[Dataset records Boundary: Start]
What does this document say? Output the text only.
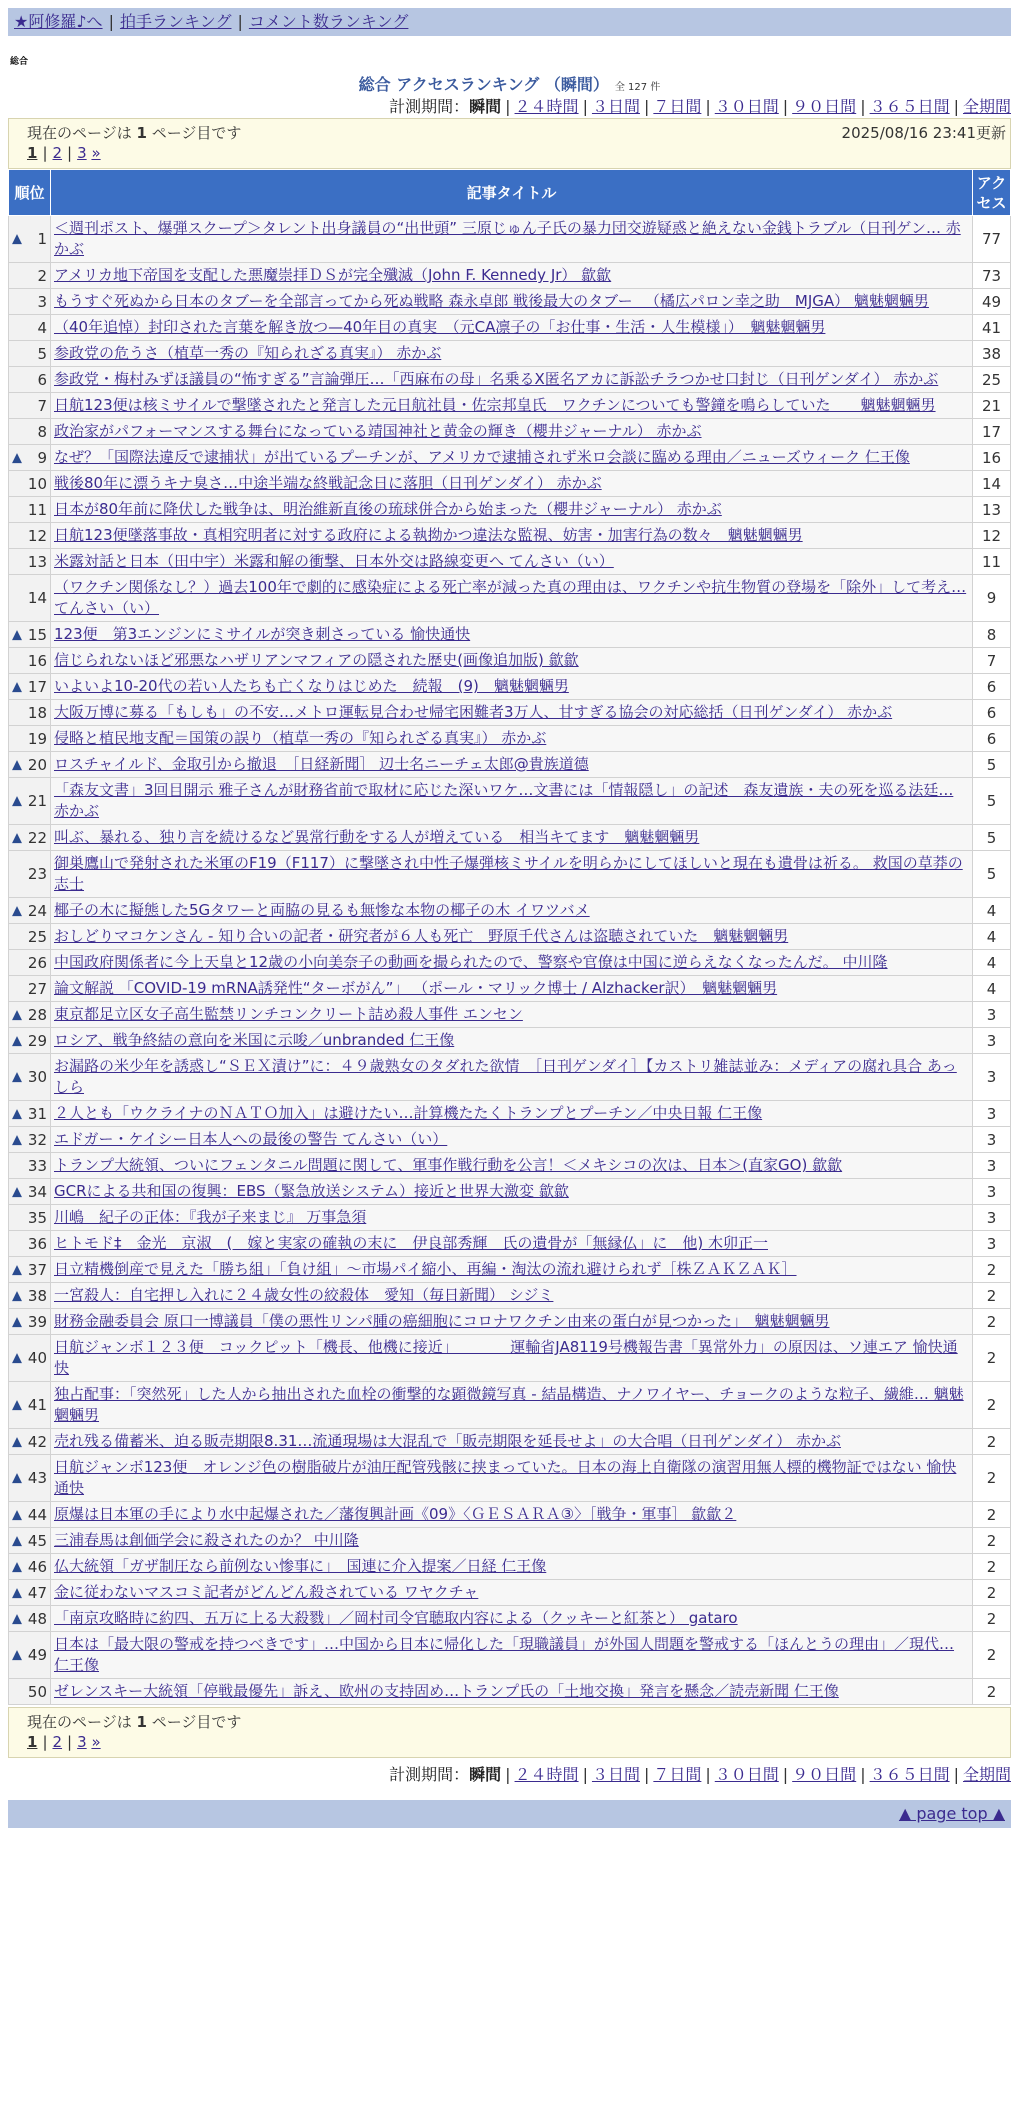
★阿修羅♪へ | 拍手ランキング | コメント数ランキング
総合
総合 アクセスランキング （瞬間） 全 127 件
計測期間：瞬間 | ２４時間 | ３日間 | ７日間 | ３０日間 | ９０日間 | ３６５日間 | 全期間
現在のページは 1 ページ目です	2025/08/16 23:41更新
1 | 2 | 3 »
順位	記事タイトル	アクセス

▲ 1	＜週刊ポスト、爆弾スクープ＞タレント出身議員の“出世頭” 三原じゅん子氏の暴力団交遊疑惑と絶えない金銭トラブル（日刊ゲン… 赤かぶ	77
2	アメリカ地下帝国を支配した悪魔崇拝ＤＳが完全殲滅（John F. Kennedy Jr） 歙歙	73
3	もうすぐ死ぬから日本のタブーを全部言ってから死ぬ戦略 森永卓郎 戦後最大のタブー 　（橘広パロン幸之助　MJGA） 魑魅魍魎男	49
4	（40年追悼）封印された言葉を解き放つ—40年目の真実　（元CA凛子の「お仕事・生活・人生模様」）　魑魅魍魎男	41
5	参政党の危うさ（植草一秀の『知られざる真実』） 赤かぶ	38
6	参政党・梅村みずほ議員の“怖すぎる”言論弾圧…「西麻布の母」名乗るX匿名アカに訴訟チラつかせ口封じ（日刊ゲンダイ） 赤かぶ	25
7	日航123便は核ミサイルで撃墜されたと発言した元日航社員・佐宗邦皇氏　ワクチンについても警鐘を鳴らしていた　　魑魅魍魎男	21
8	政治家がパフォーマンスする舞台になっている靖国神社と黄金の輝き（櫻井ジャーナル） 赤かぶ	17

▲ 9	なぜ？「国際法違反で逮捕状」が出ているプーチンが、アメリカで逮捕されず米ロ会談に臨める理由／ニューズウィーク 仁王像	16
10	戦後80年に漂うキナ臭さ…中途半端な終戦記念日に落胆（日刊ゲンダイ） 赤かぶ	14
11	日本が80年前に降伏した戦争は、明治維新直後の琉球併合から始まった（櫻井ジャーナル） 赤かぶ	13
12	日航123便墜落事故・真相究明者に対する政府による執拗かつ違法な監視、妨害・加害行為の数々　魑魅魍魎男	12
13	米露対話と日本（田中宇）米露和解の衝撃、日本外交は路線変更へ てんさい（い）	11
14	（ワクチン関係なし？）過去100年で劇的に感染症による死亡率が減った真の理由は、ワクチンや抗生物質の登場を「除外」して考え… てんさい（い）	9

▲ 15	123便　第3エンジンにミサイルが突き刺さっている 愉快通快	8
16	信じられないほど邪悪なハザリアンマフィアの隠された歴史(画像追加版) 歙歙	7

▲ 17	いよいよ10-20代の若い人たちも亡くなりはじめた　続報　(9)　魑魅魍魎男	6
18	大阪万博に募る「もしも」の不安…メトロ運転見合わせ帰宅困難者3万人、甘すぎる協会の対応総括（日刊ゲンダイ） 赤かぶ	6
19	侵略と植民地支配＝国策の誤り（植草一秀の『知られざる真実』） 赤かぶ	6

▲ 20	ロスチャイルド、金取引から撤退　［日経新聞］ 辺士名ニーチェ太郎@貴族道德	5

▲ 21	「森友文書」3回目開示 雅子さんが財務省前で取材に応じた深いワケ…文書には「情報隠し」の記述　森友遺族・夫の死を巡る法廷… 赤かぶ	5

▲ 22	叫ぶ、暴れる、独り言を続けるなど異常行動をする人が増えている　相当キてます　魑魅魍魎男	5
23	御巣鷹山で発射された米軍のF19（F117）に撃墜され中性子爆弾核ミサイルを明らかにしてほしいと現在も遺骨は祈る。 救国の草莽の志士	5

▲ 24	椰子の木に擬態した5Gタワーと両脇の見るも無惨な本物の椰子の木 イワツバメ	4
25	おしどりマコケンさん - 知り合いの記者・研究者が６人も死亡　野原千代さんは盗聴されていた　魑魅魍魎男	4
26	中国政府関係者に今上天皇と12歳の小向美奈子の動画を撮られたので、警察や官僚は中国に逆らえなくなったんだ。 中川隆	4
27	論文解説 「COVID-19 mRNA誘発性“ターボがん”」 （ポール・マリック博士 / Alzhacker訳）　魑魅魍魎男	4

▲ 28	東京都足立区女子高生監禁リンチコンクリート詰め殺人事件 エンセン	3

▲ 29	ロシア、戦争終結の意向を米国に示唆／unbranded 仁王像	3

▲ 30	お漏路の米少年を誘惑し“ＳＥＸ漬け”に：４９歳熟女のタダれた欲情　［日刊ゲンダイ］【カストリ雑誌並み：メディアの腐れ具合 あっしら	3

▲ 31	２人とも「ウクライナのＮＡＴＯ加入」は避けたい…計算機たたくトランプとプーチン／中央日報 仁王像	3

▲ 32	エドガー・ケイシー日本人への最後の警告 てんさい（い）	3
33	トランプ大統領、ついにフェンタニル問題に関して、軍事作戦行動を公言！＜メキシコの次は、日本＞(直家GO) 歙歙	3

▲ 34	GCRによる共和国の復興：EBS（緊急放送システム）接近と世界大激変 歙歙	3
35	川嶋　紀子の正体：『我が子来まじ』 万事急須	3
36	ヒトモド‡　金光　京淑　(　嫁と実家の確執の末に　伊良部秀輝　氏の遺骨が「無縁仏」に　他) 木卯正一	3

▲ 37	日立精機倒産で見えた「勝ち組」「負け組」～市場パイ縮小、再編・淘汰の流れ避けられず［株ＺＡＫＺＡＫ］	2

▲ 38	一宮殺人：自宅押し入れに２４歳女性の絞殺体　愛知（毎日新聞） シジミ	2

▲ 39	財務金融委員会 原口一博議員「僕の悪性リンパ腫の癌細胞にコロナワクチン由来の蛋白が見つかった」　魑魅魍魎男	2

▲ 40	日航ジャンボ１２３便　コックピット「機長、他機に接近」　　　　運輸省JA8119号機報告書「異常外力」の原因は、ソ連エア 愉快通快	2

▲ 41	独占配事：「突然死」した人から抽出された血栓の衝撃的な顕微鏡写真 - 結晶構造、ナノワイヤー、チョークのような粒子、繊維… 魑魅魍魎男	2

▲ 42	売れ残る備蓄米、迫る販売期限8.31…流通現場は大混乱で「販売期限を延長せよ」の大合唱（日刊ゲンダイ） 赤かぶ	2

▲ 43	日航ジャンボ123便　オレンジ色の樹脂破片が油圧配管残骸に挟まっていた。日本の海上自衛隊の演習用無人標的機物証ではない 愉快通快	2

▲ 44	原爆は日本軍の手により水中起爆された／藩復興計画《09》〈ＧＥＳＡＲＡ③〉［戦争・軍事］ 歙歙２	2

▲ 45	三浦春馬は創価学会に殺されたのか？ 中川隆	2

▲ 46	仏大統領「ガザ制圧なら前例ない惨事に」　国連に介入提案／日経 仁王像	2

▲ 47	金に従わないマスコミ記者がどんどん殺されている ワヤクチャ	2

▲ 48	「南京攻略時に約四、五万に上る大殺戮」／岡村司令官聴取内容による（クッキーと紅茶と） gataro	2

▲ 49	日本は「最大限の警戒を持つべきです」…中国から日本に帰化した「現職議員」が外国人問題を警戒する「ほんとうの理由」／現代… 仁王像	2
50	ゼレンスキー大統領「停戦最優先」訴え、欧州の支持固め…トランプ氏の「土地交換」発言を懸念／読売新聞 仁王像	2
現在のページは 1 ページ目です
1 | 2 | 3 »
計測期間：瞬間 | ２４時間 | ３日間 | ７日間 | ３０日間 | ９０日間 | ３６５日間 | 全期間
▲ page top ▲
[Dataset records Boundary: End]
What this task involves >>
What's needed is an exact copy of every entry, minus the pictures.

Exercise solution >>
What does this document say? Output the text only.
★阿修羅♪へ | 拍手ランキング | コメント数ランキング
総合
総合 アクセスランキング （瞬間） 全 127 件
計測期間：瞬間 | ２４時間 | ３日間 | ７日間 | ３０日間 | ９０日間 | ３６５日間 | 全期間
現在のページは 1 ページ目です	2025/08/16 23:41更新
1 | 2 | 3 »
順位	記事タイトル	アクセス

▲ 1	＜週刊ポスト、爆弾スクープ＞タレント出身議員の“出世頭” 三原じゅん子氏の暴力団交遊疑惑と絶えない金銭トラブル（日刊ゲン… 赤かぶ	77
2	アメリカ地下帝国を支配した悪魔崇拝ＤＳが完全殲滅（John F. Kennedy Jr） 歙歙	73
3	もうすぐ死ぬから日本のタブーを全部言ってから死ぬ戦略 森永卓郎 戦後最大のタブー 　（橘広パロン幸之助　MJGA） 魑魅魍魎男	49
4	（40年追悼）封印された言葉を解き放つ—40年目の真実　（元CA凛子の「お仕事・生活・人生模様」）　魑魅魍魎男	41
5	参政党の危うさ（植草一秀の『知られざる真実』） 赤かぶ	38
6	参政党・梅村みずほ議員の“怖すぎる”言論弾圧…「西麻布の母」名乗るX匿名アカに訴訟チラつかせ口封じ（日刊ゲンダイ） 赤かぶ	25
7	日航123便は核ミサイルで撃墜されたと発言した元日航社員・佐宗邦皇氏　ワクチンについても警鐘を鳴らしていた　　魑魅魍魎男	21
8	政治家がパフォーマンスする舞台になっている靖国神社と黄金の輝き（櫻井ジャーナル） 赤かぶ	17

▲ 9	なぜ？「国際法違反で逮捕状」が出ているプーチンが、アメリカで逮捕されず米ロ会談に臨める理由／ニューズウィーク 仁王像	16
10	戦後80年に漂うキナ臭さ…中途半端な終戦記念日に落胆（日刊ゲンダイ） 赤かぶ	14
11	日本が80年前に降伏した戦争は、明治維新直後の琉球併合から始まった（櫻井ジャーナル） 赤かぶ	13
12	日航123便墜落事故・真相究明者に対する政府による執拗かつ違法な監視、妨害・加害行為の数々　魑魅魍魎男	12
13	米露対話と日本（田中宇）米露和解の衝撃、日本外交は路線変更へ てんさい（い）	11
14	（ワクチン関係なし？）過去100年で劇的に感染症による死亡率が減った真の理由は、ワクチンや抗生物質の登場を「除外」して考え… てんさい（い）	9

▲ 15	123便　第3エンジンにミサイルが突き刺さっている 愉快通快	8
16	信じられないほど邪悪なハザリアンマフィアの隠された歴史(画像追加版) 歙歙	7

▲ 17	いよいよ10-20代の若い人たちも亡くなりはじめた　続報　(9)　魑魅魍魎男	6
18	大阪万博に募る「もしも」の不安…メトロ運転見合わせ帰宅困難者3万人、甘すぎる協会の対応総括（日刊ゲンダイ） 赤かぶ	6
19	侵略と植民地支配＝国策の誤り（植草一秀の『知られざる真実』） 赤かぶ	6

▲ 20	ロスチャイルド、金取引から撤退　［日経新聞］ 辺士名ニーチェ太郎@貴族道德	5

▲ 21	「森友文書」3回目開示 雅子さんが財務省前で取材に応じた深いワケ…文書には「情報隠し」の記述　森友遺族・夫の死を巡る法廷… 赤かぶ	5

▲ 22	叫ぶ、暴れる、独り言を続けるなど異常行動をする人が増えている　相当キてます　魑魅魍魎男	5
23	御巣鷹山で発射された米軍のF19（F117）に撃墜され中性子爆弾核ミサイルを明らかにしてほしいと現在も遺骨は祈る。 救国の草莽の志士	5

▲ 24	椰子の木に擬態した5Gタワーと両脇の見るも無惨な本物の椰子の木 イワツバメ	4
25	おしどりマコケンさん - 知り合いの記者・研究者が６人も死亡　野原千代さんは盗聴されていた　魑魅魍魎男	4
26	中国政府関係者に今上天皇と12歳の小向美奈子の動画を撮られたので、警察や官僚は中国に逆らえなくなったんだ。 中川隆	4
27	論文解説 「COVID-19 mRNA誘発性“ターボがん”」 （ポール・マリック博士 / Alzhacker訳）　魑魅魍魎男	4

▲ 28	東京都足立区女子高生監禁リンチコンクリート詰め殺人事件 エンセン	3

▲ 29	ロシア、戦争終結の意向を米国に示唆／unbranded 仁王像	3

▲ 30	お漏路の米少年を誘惑し“ＳＥＸ漬け”に：４９歳熟女のタダれた欲情　［日刊ゲンダイ］【カストリ雑誌並み：メディアの腐れ具合 あっしら	3

▲ 31	２人とも「ウクライナのＮＡＴＯ加入」は避けたい…計算機たたくトランプとプーチン／中央日報 仁王像	3

▲ 32	エドガー・ケイシー日本人への最後の警告 てんさい（い）	3
33	トランプ大統領、ついにフェンタニル問題に関して、軍事作戦行動を公言！＜メキシコの次は、日本＞(直家GO) 歙歙	3

▲ 34	GCRによる共和国の復興：EBS（緊急放送システム）接近と世界大激変 歙歙	3
35	川嶋　紀子の正体：『我が子来まじ』 万事急須	3
36	ヒトモド‡　金光　京淑　(　嫁と実家の確執の末に　伊良部秀輝　氏の遺骨が「無縁仏」に　他) 木卯正一	3

▲ 37	日立精機倒産で見えた「勝ち組」「負け組」～市場パイ縮小、再編・淘汰の流れ避けられず［株ＺＡＫＺＡＫ］	2

▲ 38	一宮殺人：自宅押し入れに２４歳女性の絞殺体　愛知（毎日新聞） シジミ	2

▲ 39	財務金融委員会 原口一博議員「僕の悪性リンパ腫の癌細胞にコロナワクチン由来の蛋白が見つかった」　魑魅魍魎男	2

▲ 40	日航ジャンボ１２３便　コックピット「機長、他機に接近」　　　　運輸省JA8119号機報告書「異常外力」の原因は、ソ連エア 愉快通快	2

▲ 41	独占配事：「突然死」した人から抽出された血栓の衝撃的な顕微鏡写真 - 結晶構造、ナノワイヤー、チョークのような粒子、繊維… 魑魅魍魎男	2

▲ 42	売れ残る備蓄米、迫る販売期限8.31…流通現場は大混乱で「販売期限を延長せよ」の大合唱（日刊ゲンダイ） 赤かぶ	2

▲ 43	日航ジャンボ123便　オレンジ色の樹脂破片が油圧配管残骸に挟まっていた。日本の海上自衛隊の演習用無人標的機物証ではない 愉快通快	2

▲ 44	原爆は日本軍の手により水中起爆された／藩復興計画《09》〈ＧＥＳＡＲＡ③〉［戦争・軍事］ 歙歙２	2

▲ 45	三浦春馬は創価学会に殺されたのか？ 中川隆	2

▲ 46	仏大統領「ガザ制圧なら前例ない惨事に」　国連に介入提案／日経 仁王像	2

▲ 47	金に従わないマスコミ記者がどんどん殺されている ワヤクチャ	2

▲ 48	「南京攻略時に約四、五万に上る大殺戮」／岡村司令官聴取内容による（クッキーと紅茶と） gataro	2

▲ 49	日本は「最大限の警戒を持つべきです」…中国から日本に帰化した「現職議員」が外国人問題を警戒する「ほんとうの理由」／現代… 仁王像	2
50	ゼレンスキー大統領「停戦最優先」訴え、欧州の支持固め…トランプ氏の「土地交換」発言を懸念／読売新聞 仁王像	2
現在のページは 1 ページ目です
1 | 2 | 3 »
計測期間：瞬間 | ２４時間 | ３日間 | ７日間 | ３０日間 | ９０日間 | ３６５日間 | 全期間
▲ page top ▲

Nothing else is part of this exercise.